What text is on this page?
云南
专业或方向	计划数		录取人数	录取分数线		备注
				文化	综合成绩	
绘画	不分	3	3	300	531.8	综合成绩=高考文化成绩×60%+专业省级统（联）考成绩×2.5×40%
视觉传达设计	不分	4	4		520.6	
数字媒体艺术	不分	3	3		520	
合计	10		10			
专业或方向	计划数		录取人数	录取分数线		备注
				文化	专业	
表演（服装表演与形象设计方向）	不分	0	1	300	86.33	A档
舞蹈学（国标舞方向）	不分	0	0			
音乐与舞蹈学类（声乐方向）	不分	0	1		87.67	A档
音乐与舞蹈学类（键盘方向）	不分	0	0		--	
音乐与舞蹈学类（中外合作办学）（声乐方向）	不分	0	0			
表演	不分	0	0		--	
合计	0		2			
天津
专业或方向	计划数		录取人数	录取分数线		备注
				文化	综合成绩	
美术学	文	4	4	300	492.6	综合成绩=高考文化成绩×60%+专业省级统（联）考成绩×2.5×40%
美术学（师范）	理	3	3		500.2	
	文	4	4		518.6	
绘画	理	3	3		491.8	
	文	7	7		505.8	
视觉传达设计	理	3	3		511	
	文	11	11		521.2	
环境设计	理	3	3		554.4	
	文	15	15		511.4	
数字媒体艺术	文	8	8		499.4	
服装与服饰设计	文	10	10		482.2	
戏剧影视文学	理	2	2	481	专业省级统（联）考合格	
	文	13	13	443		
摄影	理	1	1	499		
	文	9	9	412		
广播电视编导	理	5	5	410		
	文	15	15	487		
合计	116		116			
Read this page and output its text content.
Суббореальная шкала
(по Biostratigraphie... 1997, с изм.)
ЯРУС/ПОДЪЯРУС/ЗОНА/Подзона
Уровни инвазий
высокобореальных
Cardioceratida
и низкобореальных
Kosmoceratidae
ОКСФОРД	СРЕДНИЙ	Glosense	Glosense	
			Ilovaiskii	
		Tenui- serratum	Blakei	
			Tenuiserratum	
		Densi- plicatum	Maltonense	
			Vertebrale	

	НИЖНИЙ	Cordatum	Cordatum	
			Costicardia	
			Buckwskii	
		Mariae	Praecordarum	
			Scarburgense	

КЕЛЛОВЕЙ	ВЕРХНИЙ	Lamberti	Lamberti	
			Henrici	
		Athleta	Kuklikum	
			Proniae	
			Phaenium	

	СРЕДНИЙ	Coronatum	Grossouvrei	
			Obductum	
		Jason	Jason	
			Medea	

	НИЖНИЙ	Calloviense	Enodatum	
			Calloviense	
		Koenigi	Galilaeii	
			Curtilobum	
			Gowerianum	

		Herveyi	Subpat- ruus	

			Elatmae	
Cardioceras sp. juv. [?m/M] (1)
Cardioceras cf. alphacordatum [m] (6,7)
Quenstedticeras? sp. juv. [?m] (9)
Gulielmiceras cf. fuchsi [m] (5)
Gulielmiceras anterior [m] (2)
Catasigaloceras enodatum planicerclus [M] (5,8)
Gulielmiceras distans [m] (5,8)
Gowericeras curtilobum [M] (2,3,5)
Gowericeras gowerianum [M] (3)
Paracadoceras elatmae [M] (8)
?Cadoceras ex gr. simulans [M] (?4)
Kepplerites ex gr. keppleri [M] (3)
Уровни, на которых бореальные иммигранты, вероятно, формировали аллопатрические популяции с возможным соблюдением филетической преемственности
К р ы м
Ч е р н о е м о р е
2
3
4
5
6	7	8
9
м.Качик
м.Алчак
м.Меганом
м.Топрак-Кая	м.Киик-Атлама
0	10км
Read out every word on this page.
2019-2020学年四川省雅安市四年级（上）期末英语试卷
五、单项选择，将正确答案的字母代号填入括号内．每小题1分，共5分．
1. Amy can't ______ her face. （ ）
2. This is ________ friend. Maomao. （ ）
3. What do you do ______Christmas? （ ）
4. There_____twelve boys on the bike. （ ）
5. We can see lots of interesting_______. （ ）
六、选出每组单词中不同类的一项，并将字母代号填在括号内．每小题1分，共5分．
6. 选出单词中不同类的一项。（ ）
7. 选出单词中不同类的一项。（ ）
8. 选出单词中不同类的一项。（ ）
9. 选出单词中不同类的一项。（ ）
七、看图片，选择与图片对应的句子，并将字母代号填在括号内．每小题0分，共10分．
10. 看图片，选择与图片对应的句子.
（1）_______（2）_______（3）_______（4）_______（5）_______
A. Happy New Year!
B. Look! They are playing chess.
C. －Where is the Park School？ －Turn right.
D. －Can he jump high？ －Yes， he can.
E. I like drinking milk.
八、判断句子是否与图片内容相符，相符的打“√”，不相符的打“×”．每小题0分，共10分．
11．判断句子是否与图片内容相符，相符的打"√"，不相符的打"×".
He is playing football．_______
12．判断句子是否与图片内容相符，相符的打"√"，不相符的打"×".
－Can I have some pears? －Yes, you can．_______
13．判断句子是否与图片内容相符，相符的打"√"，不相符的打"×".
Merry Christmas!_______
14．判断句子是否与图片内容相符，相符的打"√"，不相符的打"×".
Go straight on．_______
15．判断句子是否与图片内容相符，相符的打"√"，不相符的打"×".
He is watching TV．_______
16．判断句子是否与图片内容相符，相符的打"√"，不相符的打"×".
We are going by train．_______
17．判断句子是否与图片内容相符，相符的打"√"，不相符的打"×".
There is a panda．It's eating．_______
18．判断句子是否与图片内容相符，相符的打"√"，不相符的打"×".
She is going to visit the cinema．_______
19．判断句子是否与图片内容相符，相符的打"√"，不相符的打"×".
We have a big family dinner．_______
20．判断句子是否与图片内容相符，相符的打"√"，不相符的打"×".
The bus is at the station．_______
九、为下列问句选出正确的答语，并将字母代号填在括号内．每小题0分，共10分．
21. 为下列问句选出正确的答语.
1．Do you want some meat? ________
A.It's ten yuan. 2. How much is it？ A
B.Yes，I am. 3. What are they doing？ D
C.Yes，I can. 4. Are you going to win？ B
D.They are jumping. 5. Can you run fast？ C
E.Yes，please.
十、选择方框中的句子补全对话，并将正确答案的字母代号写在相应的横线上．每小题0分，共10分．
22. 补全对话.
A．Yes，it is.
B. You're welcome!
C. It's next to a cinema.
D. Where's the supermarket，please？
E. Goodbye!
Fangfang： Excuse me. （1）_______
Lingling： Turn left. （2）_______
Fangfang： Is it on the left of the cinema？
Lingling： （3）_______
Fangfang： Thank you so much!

## The task
Please restate the data word for word, every record included.

## Exercise solution
What text is on this page?
云南
专业或方向	计划数		录取人数	录取分数线		备注
				文化	综合成绩	
绘画	不分	3	3	300	531.8	综合成绩=高考文化成绩×60%+专业省级统（联）考成绩×2.5×40%
视觉传达设计	不分	4	4		520.6	
数字媒体艺术	不分	3	3		520	
合计	10		10			
专业或方向	计划数		录取人数	录取分数线		备注
				文化	专业	
表演（服装表演与形象设计方向）	不分	0	1	300	86.33	A档
舞蹈学（国标舞方向）	不分	0	0			
音乐与舞蹈学类（声乐方向）	不分	0	1		87.67	A档
音乐与舞蹈学类（键盘方向）	不分	0	0		--	
音乐与舞蹈学类（中外合作办学）（声乐方向）	不分	0	0			
表演	不分	0	0		--	
合计	0		2			
天津
专业或方向	计划数		录取人数	录取分数线		备注
				文化	综合成绩	
美术学	文	4	4	300	492.6	综合成绩=高考文化成绩×60%+专业省级统（联）考成绩×2.5×40%
美术学（师范）	理	3	3		500.2	
	文	4	4		518.6	
绘画	理	3	3		491.8	
	文	7	7		505.8	
视觉传达设计	理	3	3		511	
	文	11	11		521.2	
环境设计	理	3	3		554.4	
	文	15	15		511.4	
数字媒体艺术	文	8	8		499.4	
服装与服饰设计	文	10	10		482.2	
戏剧影视文学	理	2	2	481	专业省级统（联）考合格	
	文	13	13	443		
摄影	理	1	1	499		
	文	9	9	412		
广播电视编导	理	5	5	410		
	文	15	15	487		
合计	116		116			
Read this page and output its text content.
Суббореальная шкала
(по Biostratigraphie... 1997, с изм.)
ЯРУС/ПОДЪЯРУС/ЗОНА/Подзона
Уровни инвазий
высокобореальных
Cardioceratida
и низкобореальных
Kosmoceratidae
ОКСФОРД	СРЕДНИЙ	Glosense	Glosense	
			Ilovaiskii	
		Tenui- serratum	Blakei	
			Tenuiserratum	
		Densi- plicatum	Maltonense	
			Vertebrale	

	НИЖНИЙ	Cordatum	Cordatum	
			Costicardia	
			Buckwskii	
		Mariae	Praecordarum	
			Scarburgense	

КЕЛЛОВЕЙ	ВЕРХНИЙ	Lamberti	Lamberti	
			Henrici	
		Athleta	Kuklikum	
			Proniae	
			Phaenium	

	СРЕДНИЙ	Coronatum	Grossouvrei	
			Obductum	
		Jason	Jason	
			Medea	

	НИЖНИЙ	Calloviense	Enodatum	
			Calloviense	
		Koenigi	Galilaeii	
			Curtilobum	
			Gowerianum	

		Herveyi	Subpat- ruus	

			Elatmae	
Cardioceras sp. juv. [?m/M] (1)
Cardioceras cf. alphacordatum [m] (6,7)
Quenstedticeras? sp. juv. [?m] (9)
Gulielmiceras cf. fuchsi [m] (5)
Gulielmiceras anterior [m] (2)
Catasigaloceras enodatum planicerclus [M] (5,8)
Gulielmiceras distans [m] (5,8)
Gowericeras curtilobum [M] (2,3,5)
Gowericeras gowerianum [M] (3)
Paracadoceras elatmae [M] (8)
?Cadoceras ex gr. simulans [M] (?4)
Kepplerites ex gr. keppleri [M] (3)
Уровни, на которых бореальные иммигранты, вероятно, формировали аллопатрические популяции с возможным соблюдением филетической преемственности
К р ы м
Ч е р н о е м о р е
2
3
4
5
6	7	8
9
м.Качик
м.Алчак
м.Меганом
м.Топрак-Кая	м.Киик-Атлама
0	10км
Read out every word on this page.
2019-2020学年四川省雅安市四年级（上）期末英语试卷
五、单项选择，将正确答案的字母代号填入括号内．每小题1分，共5分．
1. Amy can't ______ her face. （ ）
2. This is ________ friend. Maomao. （ ）
3. What do you do ______Christmas? （ ）
4. There_____twelve boys on the bike. （ ）
5. We can see lots of interesting_______. （ ）
六、选出每组单词中不同类的一项，并将字母代号填在括号内．每小题1分，共5分．
6. 选出单词中不同类的一项。（ ）
7. 选出单词中不同类的一项。（ ）
8. 选出单词中不同类的一项。（ ）
9. 选出单词中不同类的一项。（ ）
七、看图片，选择与图片对应的句子，并将字母代号填在括号内．每小题0分，共10分．
10. 看图片，选择与图片对应的句子.
（1）_______（2）_______（3）_______（4）_______（5）_______
A. Happy New Year!
B. Look! They are playing chess.
C. －Where is the Park School？ －Turn right.
D. －Can he jump high？ －Yes， he can.
E. I like drinking milk.
八、判断句子是否与图片内容相符，相符的打“√”，不相符的打“×”．每小题0分，共10分．
11．判断句子是否与图片内容相符，相符的打"√"，不相符的打"×".
He is playing football．_______
12．判断句子是否与图片内容相符，相符的打"√"，不相符的打"×".
－Can I have some pears? －Yes, you can．_______
13．判断句子是否与图片内容相符，相符的打"√"，不相符的打"×".
Merry Christmas!_______
14．判断句子是否与图片内容相符，相符的打"√"，不相符的打"×".
Go straight on．_______
15．判断句子是否与图片内容相符，相符的打"√"，不相符的打"×".
He is watching TV．_______
16．判断句子是否与图片内容相符，相符的打"√"，不相符的打"×".
We are going by train．_______
17．判断句子是否与图片内容相符，相符的打"√"，不相符的打"×".
There is a panda．It's eating．_______
18．判断句子是否与图片内容相符，相符的打"√"，不相符的打"×".
She is going to visit the cinema．_______
19．判断句子是否与图片内容相符，相符的打"√"，不相符的打"×".
We have a big family dinner．_______
20．判断句子是否与图片内容相符，相符的打"√"，不相符的打"×".
The bus is at the station．_______
九、为下列问句选出正确的答语，并将字母代号填在括号内．每小题0分，共10分．
21. 为下列问句选出正确的答语.
1．Do you want some meat? ________
A.It's ten yuan. 2. How much is it？ A
B.Yes，I am. 3. What are they doing？ D
C.Yes，I can. 4. Are you going to win？ B
D.They are jumping. 5. Can you run fast？ C
E.Yes，please.
十、选择方框中的句子补全对话，并将正确答案的字母代号写在相应的横线上．每小题0分，共10分．
22. 补全对话.
A．Yes，it is.
B. You're welcome!
C. It's next to a cinema.
D. Where's the supermarket，please？
E. Goodbye!
Fangfang： Excuse me. （1）_______
Lingling： Turn left. （2）_______
Fangfang： Is it on the left of the cinema？
Lingling： （3）_______
Fangfang： Thank you so much!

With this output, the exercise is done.